[Task objective]: Check every line below for the word "name" and give only the number of lines where it appears.

[Information provided]:
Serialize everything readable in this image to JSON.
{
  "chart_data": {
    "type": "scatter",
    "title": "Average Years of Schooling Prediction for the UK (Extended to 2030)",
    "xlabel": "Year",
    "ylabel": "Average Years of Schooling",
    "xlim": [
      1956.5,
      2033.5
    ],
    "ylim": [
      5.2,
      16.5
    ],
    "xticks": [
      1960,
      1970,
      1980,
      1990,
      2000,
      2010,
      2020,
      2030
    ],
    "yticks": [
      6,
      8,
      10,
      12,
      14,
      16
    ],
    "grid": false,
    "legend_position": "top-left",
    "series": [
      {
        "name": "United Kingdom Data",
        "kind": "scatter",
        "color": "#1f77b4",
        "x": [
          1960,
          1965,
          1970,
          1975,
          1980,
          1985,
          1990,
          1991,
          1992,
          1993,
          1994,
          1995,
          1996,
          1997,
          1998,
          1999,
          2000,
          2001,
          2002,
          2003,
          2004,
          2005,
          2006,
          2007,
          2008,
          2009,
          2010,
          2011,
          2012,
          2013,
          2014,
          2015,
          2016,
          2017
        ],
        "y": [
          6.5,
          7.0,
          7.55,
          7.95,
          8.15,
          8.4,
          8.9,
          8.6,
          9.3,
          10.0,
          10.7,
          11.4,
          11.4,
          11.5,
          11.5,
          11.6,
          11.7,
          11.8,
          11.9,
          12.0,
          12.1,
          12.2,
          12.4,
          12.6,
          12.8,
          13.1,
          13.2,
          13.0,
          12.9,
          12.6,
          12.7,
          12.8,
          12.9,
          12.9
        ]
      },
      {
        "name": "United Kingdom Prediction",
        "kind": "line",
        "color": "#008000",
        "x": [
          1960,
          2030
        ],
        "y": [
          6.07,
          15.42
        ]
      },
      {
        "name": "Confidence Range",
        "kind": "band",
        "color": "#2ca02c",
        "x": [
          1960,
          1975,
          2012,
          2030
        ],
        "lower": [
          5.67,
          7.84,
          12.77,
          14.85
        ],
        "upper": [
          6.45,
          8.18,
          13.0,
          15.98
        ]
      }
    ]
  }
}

[Finished exercise]: 3